Job
A verbatim copy of the records is required, with all pictures left out.

Saved entries
◆ ◆ ◆ ◆ ◆

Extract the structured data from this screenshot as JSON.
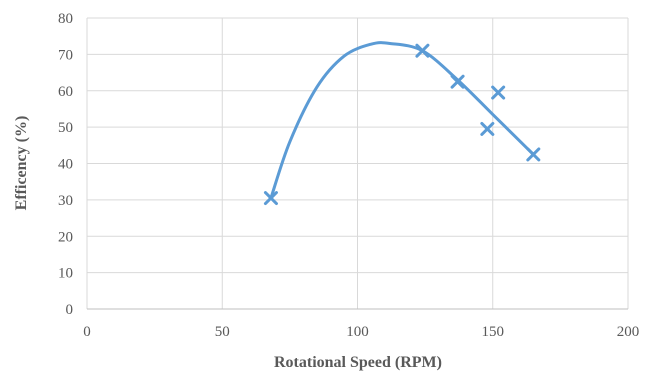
{
  "chart_data": {
    "type": "scatter",
    "title": "",
    "xlabel": "Rotational Speed (RPM)",
    "ylabel": "Efficency (%)",
    "xlim": [
      0,
      200
    ],
    "ylim": [
      0,
      80
    ],
    "x_ticks": [
      0,
      50,
      100,
      150,
      200
    ],
    "y_ticks": [
      0,
      10,
      20,
      30,
      40,
      50,
      60,
      70,
      80
    ],
    "grid": true,
    "legend": "none",
    "series": [
      {
        "marker": "x",
        "color": "#5b9bd5",
        "points": [
          {
            "x": 68,
            "y": 30.5
          },
          {
            "x": 124,
            "y": 71
          },
          {
            "x": 137,
            "y": 62.5
          },
          {
            "x": 148,
            "y": 49.5
          },
          {
            "x": 152,
            "y": 59.5
          },
          {
            "x": 165,
            "y": 42.5
          }
        ]
      }
    ],
    "trendline": {
      "type": "polynomial",
      "color": "#5b9bd5",
      "points": [
        {
          "x": 68,
          "y": 30.5
        },
        {
          "x": 75,
          "y": 46
        },
        {
          "x": 85,
          "y": 61
        },
        {
          "x": 95,
          "y": 69.5
        },
        {
          "x": 105,
          "y": 72.8
        },
        {
          "x": 112,
          "y": 73
        },
        {
          "x": 124,
          "y": 71
        },
        {
          "x": 137,
          "y": 63
        },
        {
          "x": 150,
          "y": 53.5
        },
        {
          "x": 165,
          "y": 42.5
        }
      ]
    }
  }
}
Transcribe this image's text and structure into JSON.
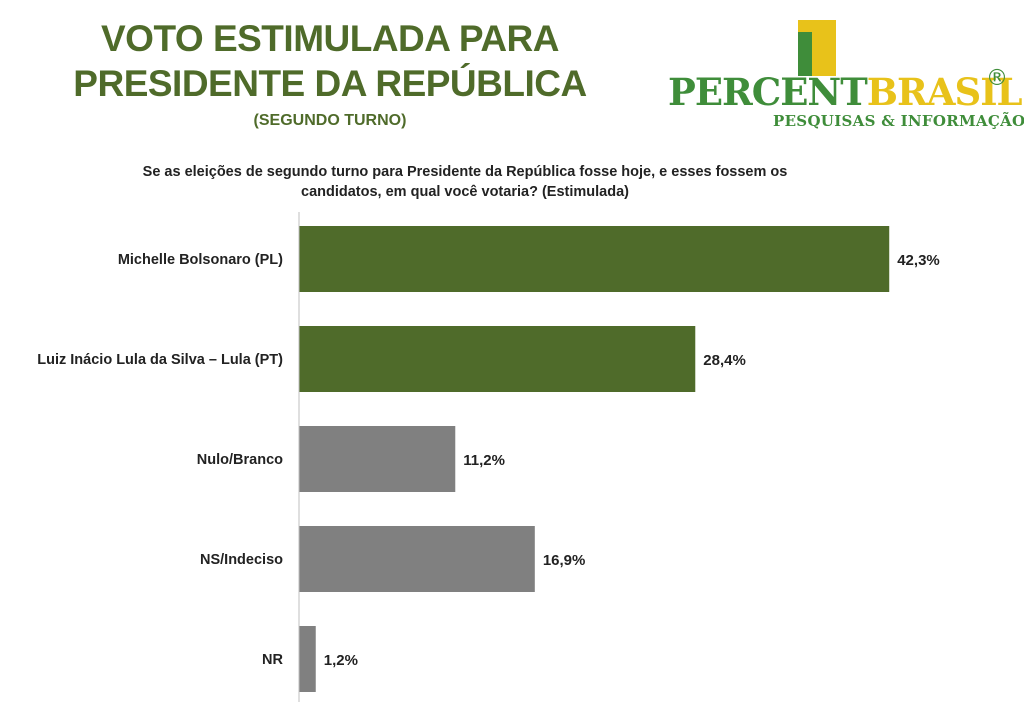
{
  "header": {
    "title_line1": "VOTO ESTIMULADA PARA",
    "title_line2": "PRESIDENTE DA REPÚBLICA",
    "turn": "(SEGUNDO TURNO)"
  },
  "logo": {
    "name_part1": "PERCENT",
    "name_part2": "BRASIL",
    "registered": "®",
    "tagline": "PESQUISAS & INFORMAÇÃO",
    "colors": {
      "green": "#3f8d3a",
      "yellow": "#e8c21a"
    }
  },
  "question": {
    "line1": "Se as eleições de segundo turno para Presidente da República fosse hoje, e esses fossem os",
    "line2": "candidatos, em qual você votaria? (Estimulada)"
  },
  "chart_data": {
    "type": "bar",
    "orientation": "horizontal",
    "categories": [
      "Michelle Bolsonaro (PL)",
      "Luiz Inácio Lula da Silva – Lula (PT)",
      "Nulo/Branco",
      "NS/Indeciso",
      "NR"
    ],
    "values": [
      42.3,
      28.4,
      11.2,
      16.9,
      1.2
    ],
    "value_labels": [
      "42,3%",
      "28,4%",
      "11,2%",
      "16,9%",
      "1,2%"
    ],
    "colors": [
      "#4f6b2a",
      "#4f6b2a",
      "#808080",
      "#808080",
      "#808080"
    ],
    "xlim": [
      0,
      43
    ],
    "grid": false,
    "axis_line_color": "#bfbfbf"
  }
}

◆ ◆ ◆ ◆ ◆

Reply to the task
Extract the structured data from this screenshot as JSON.
{
  "chart_data": {
    "type": "scatter",
    "title": "",
    "xlabel": "Rotational Speed (RPM)",
    "ylabel": "Efficency (%)",
    "xlim": [
      0,
      200
    ],
    "ylim": [
      0,
      80
    ],
    "x_ticks": [
      0,
      50,
      100,
      150,
      200
    ],
    "y_ticks": [
      0,
      10,
      20,
      30,
      40,
      50,
      60,
      70,
      80
    ],
    "grid": true,
    "legend": "none",
    "series": [
      {
        "marker": "x",
        "color": "#5b9bd5",
        "points": [
          {
            "x": 68,
            "y": 30.5
          },
          {
            "x": 124,
            "y": 71
          },
          {
            "x": 137,
            "y": 62.5
          },
          {
            "x": 148,
            "y": 49.5
          },
          {
            "x": 152,
            "y": 59.5
          },
          {
            "x": 165,
            "y": 42.5
          }
        ]
      }
    ],
    "trendline": {
      "type": "polynomial",
      "color": "#5b9bd5",
      "points": [
        {
          "x": 68,
          "y": 30.5
        },
        {
          "x": 75,
          "y": 46
        },
        {
          "x": 85,
          "y": 61
        },
        {
          "x": 95,
          "y": 69.5
        },
        {
          "x": 105,
          "y": 72.8
        },
        {
          "x": 112,
          "y": 73
        },
        {
          "x": 124,
          "y": 71
        },
        {
          "x": 137,
          "y": 63
        },
        {
          "x": 150,
          "y": 53.5
        },
        {
          "x": 165,
          "y": 42.5
        }
      ]
    }
  }
}
Transcribe this image's text and structure into JSON.
{
  "header": {
    "title_line1": "VOTO ESTIMULADA PARA",
    "title_line2": "PRESIDENTE DA REPÚBLICA",
    "turn": "(SEGUNDO TURNO)"
  },
  "logo": {
    "name_part1": "PERCENT",
    "name_part2": "BRASIL",
    "registered": "®",
    "tagline": "PESQUISAS & INFORMAÇÃO",
    "colors": {
      "green": "#3f8d3a",
      "yellow": "#e8c21a"
    }
  },
  "question": {
    "line1": "Se as eleições de segundo turno para Presidente da República fosse hoje, e esses fossem os",
    "line2": "candidatos, em qual você votaria? (Estimulada)"
  },
  "chart_data": {
    "type": "bar",
    "orientation": "horizontal",
    "categories": [
      "Michelle Bolsonaro (PL)",
      "Luiz Inácio Lula da Silva – Lula (PT)",
      "Nulo/Branco",
      "NS/Indeciso",
      "NR"
    ],
    "values": [
      42.3,
      28.4,
      11.2,
      16.9,
      1.2
    ],
    "value_labels": [
      "42,3%",
      "28,4%",
      "11,2%",
      "16,9%",
      "1,2%"
    ],
    "colors": [
      "#4f6b2a",
      "#4f6b2a",
      "#808080",
      "#808080",
      "#808080"
    ],
    "xlim": [
      0,
      43
    ],
    "grid": false,
    "axis_line_color": "#bfbfbf"
  }
}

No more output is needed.